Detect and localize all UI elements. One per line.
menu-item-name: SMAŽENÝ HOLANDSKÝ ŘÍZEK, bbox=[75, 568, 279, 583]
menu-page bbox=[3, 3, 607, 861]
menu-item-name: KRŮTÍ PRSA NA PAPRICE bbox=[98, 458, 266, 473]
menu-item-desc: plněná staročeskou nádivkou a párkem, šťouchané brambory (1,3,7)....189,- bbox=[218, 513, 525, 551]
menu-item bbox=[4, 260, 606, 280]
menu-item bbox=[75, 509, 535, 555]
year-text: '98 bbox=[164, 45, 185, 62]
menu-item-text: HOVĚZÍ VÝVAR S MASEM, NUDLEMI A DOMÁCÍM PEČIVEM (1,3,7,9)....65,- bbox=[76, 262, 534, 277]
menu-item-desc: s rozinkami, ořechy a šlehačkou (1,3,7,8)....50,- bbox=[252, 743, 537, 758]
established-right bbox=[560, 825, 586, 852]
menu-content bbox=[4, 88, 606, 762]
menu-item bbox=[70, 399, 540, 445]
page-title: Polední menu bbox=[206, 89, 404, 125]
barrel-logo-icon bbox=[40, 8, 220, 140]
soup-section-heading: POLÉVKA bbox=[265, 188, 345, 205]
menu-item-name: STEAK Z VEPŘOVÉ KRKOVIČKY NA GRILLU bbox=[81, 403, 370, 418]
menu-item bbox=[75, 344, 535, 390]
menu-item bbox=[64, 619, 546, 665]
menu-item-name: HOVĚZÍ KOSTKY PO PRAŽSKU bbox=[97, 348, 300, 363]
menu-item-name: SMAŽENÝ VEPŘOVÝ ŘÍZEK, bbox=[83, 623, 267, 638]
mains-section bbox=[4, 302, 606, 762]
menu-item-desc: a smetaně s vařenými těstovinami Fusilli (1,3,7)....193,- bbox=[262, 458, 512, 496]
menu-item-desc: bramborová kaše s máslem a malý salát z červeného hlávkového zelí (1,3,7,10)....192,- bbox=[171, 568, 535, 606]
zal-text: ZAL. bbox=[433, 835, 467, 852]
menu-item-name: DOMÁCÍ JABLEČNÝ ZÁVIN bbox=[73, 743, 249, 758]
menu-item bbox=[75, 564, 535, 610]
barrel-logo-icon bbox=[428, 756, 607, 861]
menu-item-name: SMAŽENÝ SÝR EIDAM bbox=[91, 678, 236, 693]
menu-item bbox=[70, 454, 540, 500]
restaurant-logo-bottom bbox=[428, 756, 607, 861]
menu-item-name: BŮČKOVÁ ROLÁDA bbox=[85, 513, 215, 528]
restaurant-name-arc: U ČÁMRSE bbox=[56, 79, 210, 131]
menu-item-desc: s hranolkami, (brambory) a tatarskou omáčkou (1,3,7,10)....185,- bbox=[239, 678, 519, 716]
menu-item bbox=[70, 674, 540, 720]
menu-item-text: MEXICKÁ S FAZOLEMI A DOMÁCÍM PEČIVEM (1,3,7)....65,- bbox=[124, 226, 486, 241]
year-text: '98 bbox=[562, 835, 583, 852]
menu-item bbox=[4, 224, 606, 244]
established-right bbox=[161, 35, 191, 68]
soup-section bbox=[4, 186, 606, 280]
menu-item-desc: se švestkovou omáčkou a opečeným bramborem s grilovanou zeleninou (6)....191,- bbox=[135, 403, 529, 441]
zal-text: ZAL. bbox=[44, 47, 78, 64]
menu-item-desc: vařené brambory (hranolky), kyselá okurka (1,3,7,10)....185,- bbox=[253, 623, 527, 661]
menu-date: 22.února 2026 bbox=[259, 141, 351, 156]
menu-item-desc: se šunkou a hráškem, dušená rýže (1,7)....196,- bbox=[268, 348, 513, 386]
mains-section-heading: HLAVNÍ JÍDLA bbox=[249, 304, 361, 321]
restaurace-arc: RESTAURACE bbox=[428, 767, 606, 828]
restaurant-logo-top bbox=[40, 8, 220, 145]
--
**What is being asked:**
Copy out every row above word for word, keeping their order and leaving nothing out.

**Result:**
Detect and localize all UI elements. One per line.
menu-item-name: SMAŽENÝ HOLANDSKÝ ŘÍZEK, bbox=[75, 568, 279, 583]
menu-page bbox=[3, 3, 607, 861]
menu-item-name: KRŮTÍ PRSA NA PAPRICE bbox=[98, 458, 266, 473]
menu-item-desc: plněná staročeskou nádivkou a párkem, šťouchané brambory (1,3,7)....189,- bbox=[218, 513, 525, 551]
menu-item bbox=[4, 260, 606, 280]
menu-item bbox=[75, 509, 535, 555]
year-text: '98 bbox=[164, 45, 185, 62]
menu-item-text: HOVĚZÍ VÝVAR S MASEM, NUDLEMI A DOMÁCÍM PEČIVEM (1,3,7,9)....65,- bbox=[76, 262, 534, 277]
menu-item-desc: s rozinkami, ořechy a šlehačkou (1,3,7,8)....50,- bbox=[252, 743, 537, 758]
established-right bbox=[560, 825, 586, 852]
menu-content bbox=[4, 88, 606, 762]
menu-item bbox=[70, 399, 540, 445]
page-title: Polední menu bbox=[206, 89, 404, 125]
barrel-logo-icon bbox=[40, 8, 220, 140]
soup-section-heading: POLÉVKA bbox=[265, 188, 345, 205]
menu-item-name: STEAK Z VEPŘOVÉ KRKOVIČKY NA GRILLU bbox=[81, 403, 370, 418]
menu-item bbox=[75, 344, 535, 390]
menu-item bbox=[64, 619, 546, 665]
menu-item-name: HOVĚZÍ KOSTKY PO PRAŽSKU bbox=[97, 348, 300, 363]
menu-item-name: SMAŽENÝ VEPŘOVÝ ŘÍZEK, bbox=[83, 623, 267, 638]
mains-section bbox=[4, 302, 606, 762]
menu-item-desc: a smetaně s vařenými těstovinami Fusilli (1,3,7)....193,- bbox=[262, 458, 512, 496]
menu-item-desc: bramborová kaše s máslem a malý salát z červeného hlávkového zelí (1,3,7,10)....192,- bbox=[171, 568, 535, 606]
zal-text: ZAL. bbox=[433, 835, 467, 852]
menu-item-name: DOMÁCÍ JABLEČNÝ ZÁVIN bbox=[73, 743, 249, 758]
menu-item bbox=[75, 564, 535, 610]
barrel-logo-icon bbox=[428, 756, 607, 861]
menu-item-name: SMAŽENÝ SÝR EIDAM bbox=[91, 678, 236, 693]
menu-item bbox=[70, 454, 540, 500]
restaurant-logo-bottom bbox=[428, 756, 607, 861]
menu-item-name: BŮČKOVÁ ROLÁDA bbox=[85, 513, 215, 528]
restaurant-name-arc: U ČÁMRSE bbox=[56, 79, 210, 131]
menu-item-desc: s hranolkami, (brambory) a tatarskou omáčkou (1,3,7,10)....185,- bbox=[239, 678, 519, 716]
menu-item bbox=[70, 674, 540, 720]
menu-item-text: MEXICKÁ S FAZOLEMI A DOMÁCÍM PEČIVEM (1,3,7)....65,- bbox=[124, 226, 486, 241]
year-text: '98 bbox=[562, 835, 583, 852]
menu-item bbox=[4, 224, 606, 244]
established-right bbox=[161, 35, 191, 68]
soup-section bbox=[4, 186, 606, 280]
menu-item-desc: se švestkovou omáčkou a opečeným bramborem s grilovanou zeleninou (6)....191,- bbox=[135, 403, 529, 441]
zal-text: ZAL. bbox=[44, 47, 78, 64]
menu-item-desc: vařené brambory (hranolky), kyselá okurka (1,3,7,10)....185,- bbox=[253, 623, 527, 661]
menu-date: 22.února 2026 bbox=[259, 141, 351, 156]
menu-item-desc: se šunkou a hráškem, dušená rýže (1,7)....196,- bbox=[268, 348, 513, 386]
mains-section-heading: HLAVNÍ JÍDLA bbox=[249, 304, 361, 321]
restaurace-arc: RESTAURACE bbox=[428, 767, 606, 828]
restaurant-logo-top bbox=[40, 8, 220, 145]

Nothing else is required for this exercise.